REQUIRED TASK
Copy all the material below, exactly as it stands.

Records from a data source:
========================

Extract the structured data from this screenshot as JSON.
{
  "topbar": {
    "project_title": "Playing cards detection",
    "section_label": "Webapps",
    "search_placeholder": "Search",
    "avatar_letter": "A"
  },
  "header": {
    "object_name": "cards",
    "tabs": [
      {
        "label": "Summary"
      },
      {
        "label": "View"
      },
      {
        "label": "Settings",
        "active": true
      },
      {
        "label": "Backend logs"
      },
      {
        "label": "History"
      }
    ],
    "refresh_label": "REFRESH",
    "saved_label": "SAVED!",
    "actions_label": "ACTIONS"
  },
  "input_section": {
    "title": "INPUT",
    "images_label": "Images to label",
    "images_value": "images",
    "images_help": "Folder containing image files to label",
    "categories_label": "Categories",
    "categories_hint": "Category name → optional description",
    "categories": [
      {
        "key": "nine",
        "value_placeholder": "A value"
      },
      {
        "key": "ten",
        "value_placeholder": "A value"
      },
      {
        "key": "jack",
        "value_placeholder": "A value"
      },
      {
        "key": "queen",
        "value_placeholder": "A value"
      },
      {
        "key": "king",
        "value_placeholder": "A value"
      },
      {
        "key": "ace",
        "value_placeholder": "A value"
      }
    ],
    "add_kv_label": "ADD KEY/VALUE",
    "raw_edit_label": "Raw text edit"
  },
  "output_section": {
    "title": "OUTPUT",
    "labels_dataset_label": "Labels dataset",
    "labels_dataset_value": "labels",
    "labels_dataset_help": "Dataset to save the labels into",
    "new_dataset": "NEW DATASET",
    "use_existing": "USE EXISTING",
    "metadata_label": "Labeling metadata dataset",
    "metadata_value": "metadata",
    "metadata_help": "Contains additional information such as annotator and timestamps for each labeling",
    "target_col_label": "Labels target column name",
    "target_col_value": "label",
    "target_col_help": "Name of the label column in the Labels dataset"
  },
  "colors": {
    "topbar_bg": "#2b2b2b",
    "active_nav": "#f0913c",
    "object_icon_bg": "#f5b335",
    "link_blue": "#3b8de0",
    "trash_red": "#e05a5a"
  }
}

========================

COMPLETED EXERCISE
Extract the structured data from this screenshot as JSON.
{
  "topbar": {
    "project_title": "Playing cards detection",
    "section_label": "Webapps",
    "search_placeholder": "Search",
    "avatar_letter": "A"
  },
  "header": {
    "object_name": "cards",
    "tabs": [
      {
        "label": "Summary"
      },
      {
        "label": "View"
      },
      {
        "label": "Settings",
        "active": true
      },
      {
        "label": "Backend logs"
      },
      {
        "label": "History"
      }
    ],
    "refresh_label": "REFRESH",
    "saved_label": "SAVED!",
    "actions_label": "ACTIONS"
  },
  "input_section": {
    "title": "INPUT",
    "images_label": "Images to label",
    "images_value": "images",
    "images_help": "Folder containing image files to label",
    "categories_label": "Categories",
    "categories_hint": "Category name → optional description",
    "categories": [
      {
        "key": "nine",
        "value_placeholder": "A value"
      },
      {
        "key": "ten",
        "value_placeholder": "A value"
      },
      {
        "key": "jack",
        "value_placeholder": "A value"
      },
      {
        "key": "queen",
        "value_placeholder": "A value"
      },
      {
        "key": "king",
        "value_placeholder": "A value"
      },
      {
        "key": "ace",
        "value_placeholder": "A value"
      }
    ],
    "add_kv_label": "ADD KEY/VALUE",
    "raw_edit_label": "Raw text edit"
  },
  "output_section": {
    "title": "OUTPUT",
    "labels_dataset_label": "Labels dataset",
    "labels_dataset_value": "labels",
    "labels_dataset_help": "Dataset to save the labels into",
    "new_dataset": "NEW DATASET",
    "use_existing": "USE EXISTING",
    "metadata_label": "Labeling metadata dataset",
    "metadata_value": "metadata",
    "metadata_help": "Contains additional information such as annotator and timestamps for each labeling",
    "target_col_label": "Labels target column name",
    "target_col_value": "label",
    "target_col_help": "Name of the label column in the Labels dataset"
  },
  "colors": {
    "topbar_bg": "#2b2b2b",
    "active_nav": "#f0913c",
    "object_icon_bg": "#f5b335",
    "link_blue": "#3b8de0",
    "trash_red": "#e05a5a"
  }
}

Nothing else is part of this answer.